(Dataset records):

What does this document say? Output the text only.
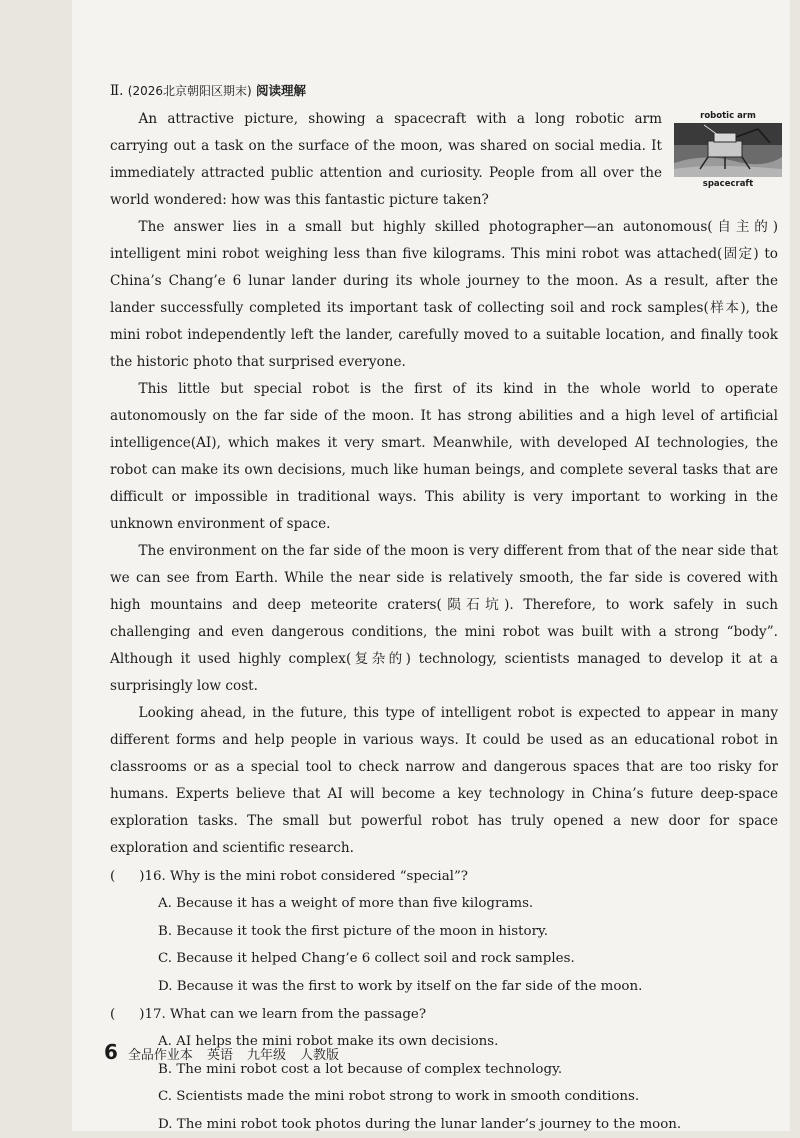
Ⅱ. (2026北京朝阳区期末) 阅读理解
robotic arm
spacecraft

An attractive picture, showing a spacecraft with a long robotic arm carrying out a task on the surface of the moon, was shared on social media. It immediately attracted public attention and curiosity. People from all over the world wondered: how was this fantastic picture taken?

The answer lies in a small but highly skilled photographer—an autonomous(自主的) intelligent mini robot weighing less than five kilograms. This mini robot was attached(固定) to China’s Chang’e 6 lunar lander during its whole journey to the moon. As a result, after the lander successfully completed its important task of collecting soil and rock samples(样本), the mini robot independently left the lander, carefully moved to a suitable location, and finally took the historic photo that surprised everyone.

This little but special robot is the first of its kind in the whole world to operate autonomously on the far side of the moon. It has strong abilities and a high level of artificial intelligence(AI), which makes it very smart. Meanwhile, with developed AI technologies, the robot can make its own decisions, much like human beings, and complete several tasks that are difficult or impossible in traditional ways. This ability is very important to working in the unknown environment of space.

The environment on the far side of the moon is very different from that of the near side that we can see from Earth. While the near side is relatively smooth, the far side is covered with high mountains and deep meteorite craters(陨石坑). Therefore, to work safely in such challenging and even dangerous conditions, the mini robot was built with a strong “body”. Although it used highly complex(复杂的) technology, scientists managed to develop it at a surprisingly low cost.

Looking ahead, in the future, this type of intelligent robot is expected to appear in many different forms and help people in various ways. It could be used as an educational robot in classrooms or as a special tool to check narrow and dangerous spaces that are too risky for humans. Experts believe that AI will become a key technology in China’s future deep-space exploration tasks. The small but powerful robot has truly opened a new door for space exploration and scientific research.

( )16. Why is the mini robot considered “special”?
A. Because it has a weight of more than five kilograms.
B. Because it took the first picture of the moon in history.
C. Because it helped Chang’e 6 collect soil and rock samples.
D. Because it was the first to work by itself on the far side of the moon.
( )17. What can we learn from the passage?
A. AI helps the mini robot make its own decisions.
B. The mini robot cost a lot because of complex technology.
C. Scientists made the mini robot strong to work in smooth conditions.
D. The mini robot took photos during the lunar lander’s journey to the moon.
6 全品作业本 英语 九年级 人教版
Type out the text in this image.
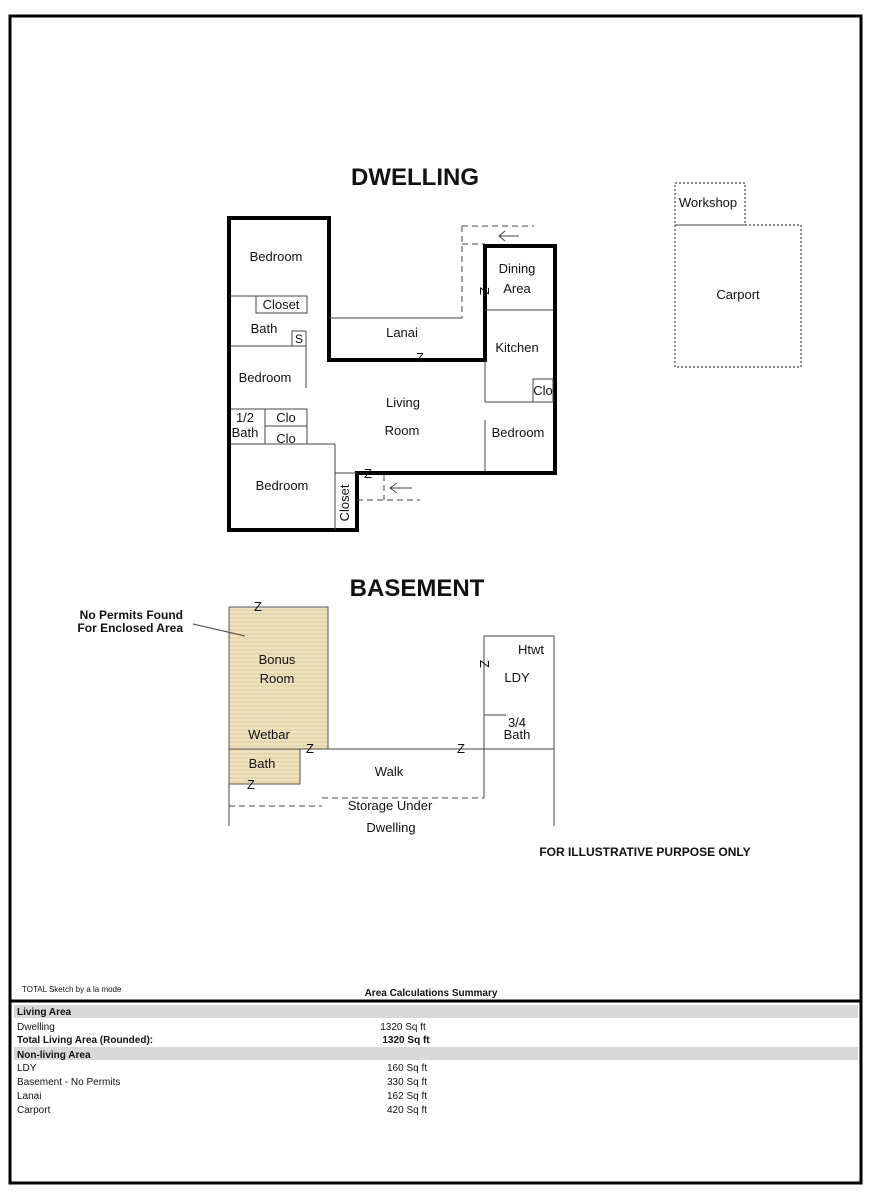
DWELLING
Bedroom
Closet
Bath
S
Bedroom
1/2
Bath
Clo
Clo
Bedroom Closet
Lanai
Living
Room
Dining
Area
Kitchen
Clo
Bedroom
Z
Z
Z
Workshop
Carport
BASEMENT
No Permits Found
For Enclosed Area
Bonus
Room
Wetbar
Bath
Walk
Storage Under
Dwelling
Htwt
LDY
3/4
Bath
Z
Z	Z
Z
Z
FOR ILLUSTRATIVE PURPOSE ONLY
TOTAL Sketch by a la mode	Area Calculations Summary
Living Area
Dwelling	1320 Sq ft
Total Living Area (Rounded):	1320 Sq ft
Non-living Area
LDY	160 Sq ft
Basement - No Permits	330 Sq ft
Lanai	162 Sq ft
Carport	420 Sq ft
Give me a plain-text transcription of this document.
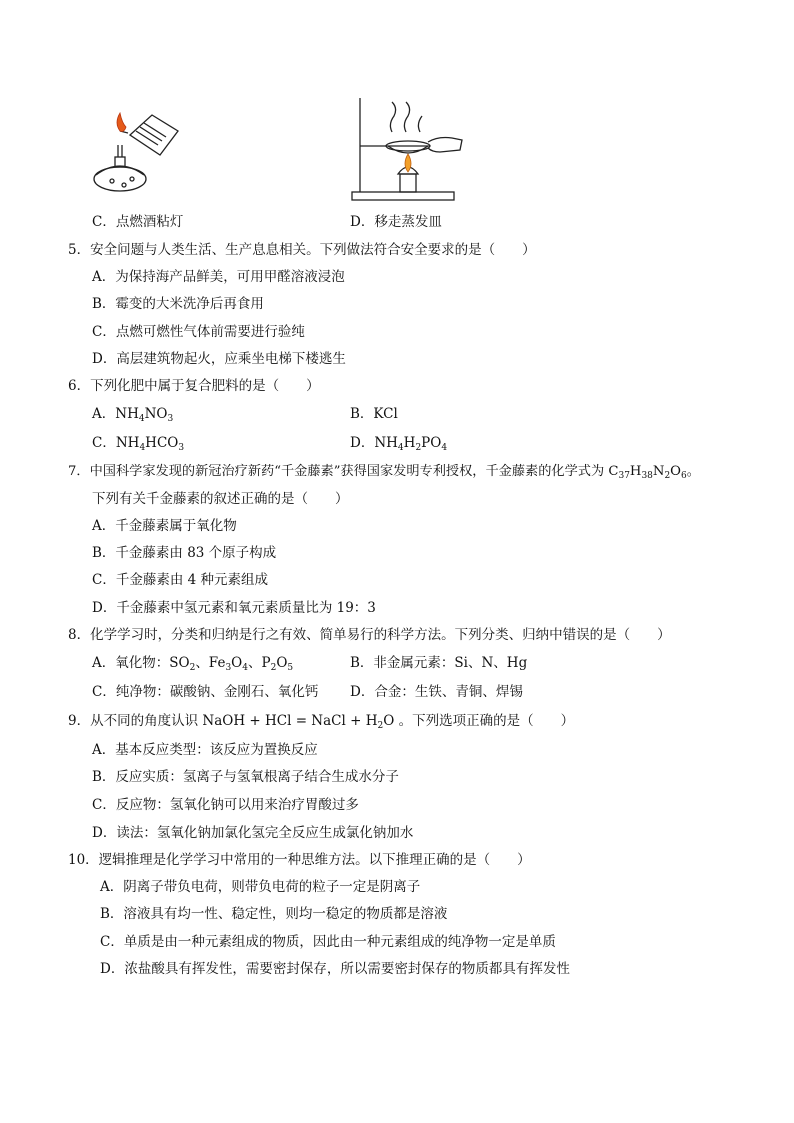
C．点燃酒粘灯	D．移走蒸发皿
5．安全问题与人类生活、生产息息相关。下列做法符合安全要求的是（　　）
A．为保持海产品鲜美，可用甲醛溶液浸泡
B．霉变的大米洗净后再食用
C．点燃可燃性气体前需要进行验纯
D．高层建筑物起火，应乘坐电梯下楼逃生
6．下列化肥中属于复合肥料的是（　　）
A．$NH_4NO_3$	B．KCl
C．$NH_4HCO_3$	D．$NH_4H_2PO_4$
7．中国科学家发现的新冠治疗新药“千金藤素”获得国家发明专利授权，千金藤素的化学式为 $C_{37}H_{38}N_2O_6$。
下列有关千金藤素的叙述正确的是（　　）
A．千金藤素属于氧化物
B．千金藤素由 83 个原子构成
C．千金藤素由 4 种元素组成
D．千金藤素中氢元素和氧元素质量比为 19：3
8．化学学习时，分类和归纳是行之有效、简单易行的科学方法。下列分类、归纳中错误的是（　　）
A．氧化物：$SO_2$、$Fe_3O_4$、$P_2O_5$	B．非金属元素：Si、N、Hg
C．纯净物：碳酸钠、金刚石、氧化钙 D．合金：生铁、青铜、焊锡
9．从不同的角度认识 NaOH + HCl = NaCl + $H_2O$ 。下列选项正确的是（　　）
A．基本反应类型：该反应为置换反应
B．反应实质：氢离子与氢氧根离子结合生成水分子
C．反应物：氢氧化钠可以用来治疗胃酸过多
D．读法：氢氧化钠加氯化氢完全反应生成氯化钠加水
10．逻辑推理是化学学习中常用的一种思维方法。以下推理正确的是（　　）
A．阴离子带负电荷，则带负电荷的粒子一定是阴离子
B．溶液具有均一性、稳定性，则均一稳定的物质都是溶液
C．单质是由一种元素组成的物质，因此由一种元素组成的纯净物一定是单质
D．浓盐酸具有挥发性，需要密封保存，所以需要密封保存的物质都具有挥发性
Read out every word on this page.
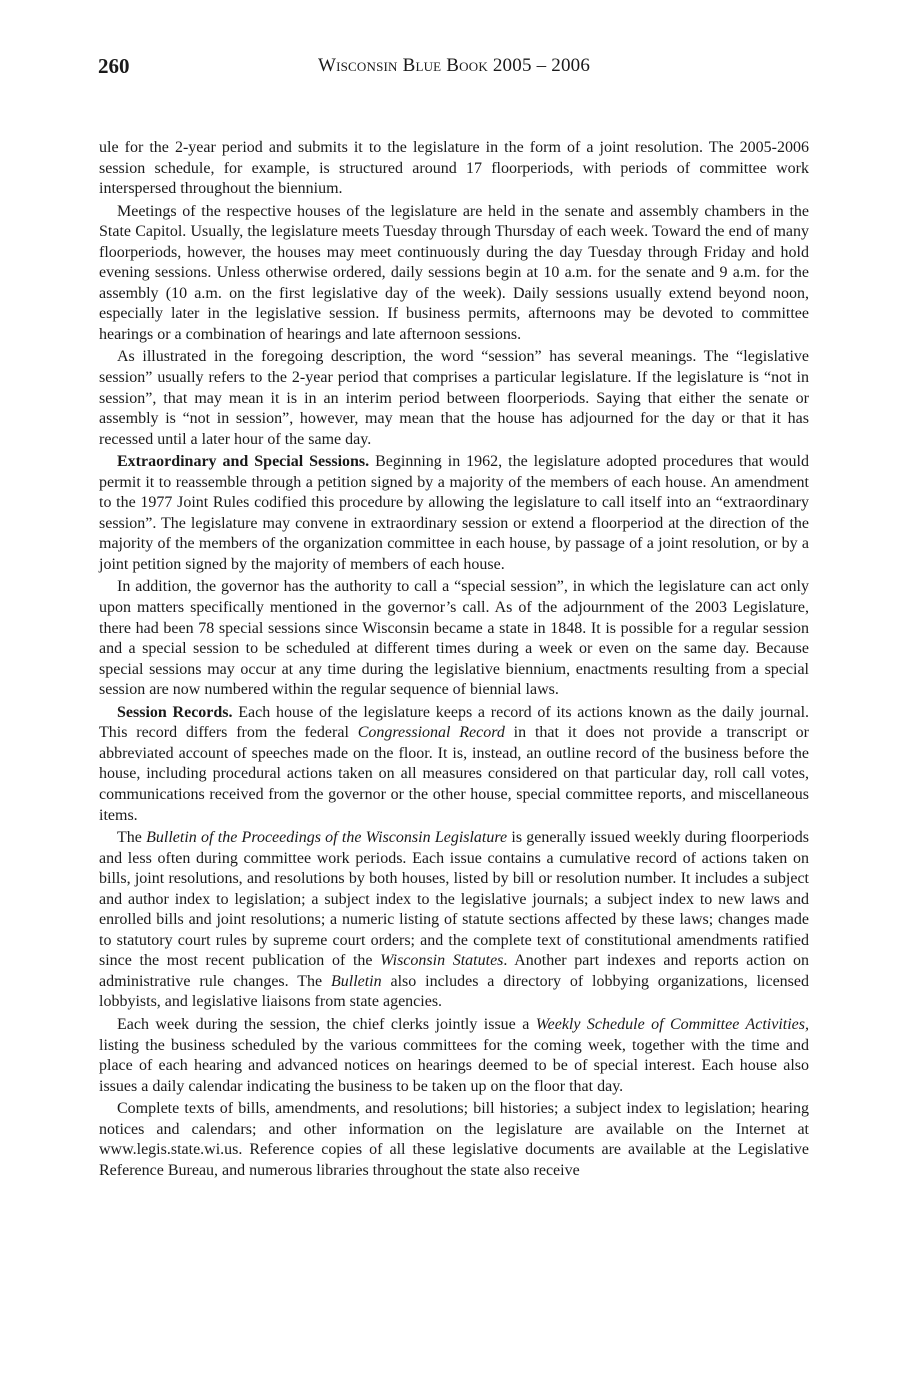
260	Wisconsin Blue Book 2005 – 2006

ule for the 2-year period and submits it to the legislature in the form of a joint resolution. The 2005-2006 session schedule, for example, is structured around 17 floorperiods, with periods of committee work interspersed throughout the biennium.

Meetings of the respective houses of the legislature are held in the senate and assembly chambers in the State Capitol. Usually, the legislature meets Tuesday through Thursday of each week. Toward the end of many floorperiods, however, the houses may meet continuously during the day Tuesday through Friday and hold evening sessions. Unless otherwise ordered, daily sessions begin at 10 a.m. for the senate and 9 a.m. for the assembly (10 a.m. on the first legislative day of the week). Daily sessions usually extend beyond noon, especially later in the legislative session. If business permits, afternoons may be devoted to committee hearings or a combination of hearings and late afternoon sessions.

As illustrated in the foregoing description, the word “session” has several meanings. The “legislative session” usually refers to the 2-year period that comprises a particular legislature. If the legislature is “not in session”, that may mean it is in an interim period between floorperiods. Saying that either the senate or assembly is “not in session”, however, may mean that the house has adjourned for the day or that it has recessed until a later hour of the same day.

Extraordinary and Special Sessions. Beginning in 1962, the legislature adopted procedures that would permit it to reassemble through a petition signed by a majority of the members of each house. An amendment to the 1977 Joint Rules codified this procedure by allowing the legislature to call itself into an “extraordinary session”. The legislature may convene in extraordinary session or extend a floorperiod at the direction of the majority of the members of the organization committee in each house, by passage of a joint resolution, or by a joint petition signed by the majority of members of each house.

In addition, the governor has the authority to call a “special session”, in which the legislature can act only upon matters specifically mentioned in the governor’s call. As of the adjournment of the 2003 Legislature, there had been 78 special sessions since Wisconsin became a state in 1848. It is possible for a regular session and a special session to be scheduled at different times during a week or even on the same day. Because special sessions may occur at any time during the legislative biennium, enactments resulting from a special session are now numbered within the regular sequence of biennial laws.

Session Records. Each house of the legislature keeps a record of its actions known as the daily journal. This record differs from the federal Congressional Record in that it does not provide a transcript or abbreviated account of speeches made on the floor. It is, instead, an outline record of the business before the house, including procedural actions taken on all measures considered on that particular day, roll call votes, communications received from the governor or the other house, special committee reports, and miscellaneous items.

The Bulletin of the Proceedings of the Wisconsin Legislature is generally issued weekly during floorperiods and less often during committee work periods. Each issue contains a cumulative record of actions taken on bills, joint resolutions, and resolutions by both houses, listed by bill or resolution number. It includes a subject and author index to legislation; a subject index to the legislative journals; a subject index to new laws and enrolled bills and joint resolutions; a numeric listing of statute sections affected by these laws; changes made to statutory court rules by supreme court orders; and the complete text of constitutional amendments ratified since the most recent publication of the Wisconsin Statutes. Another part indexes and reports action on administrative rule changes. The Bulletin also includes a directory of lobbying organizations, licensed lobbyists, and legislative liaisons from state agencies.

Each week during the session, the chief clerks jointly issue a Weekly Schedule of Committee Activities, listing the business scheduled by the various committees for the coming week, together with the time and place of each hearing and advanced notices on hearings deemed to be of special interest. Each house also issues a daily calendar indicating the business to be taken up on the floor that day.

Complete texts of bills, amendments, and resolutions; bill histories; a subject index to legislation; hearing notices and calendars; and other information on the legislature are available on the Internet at www.legis.state.wi.us. Reference copies of all these legislative documents are available at the Legislative Reference Bureau, and numerous libraries throughout the state also receive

(Set exercise):
Give the number of lines in the material above that have the word "robotic" in them, and nothing more.

(Task output):
2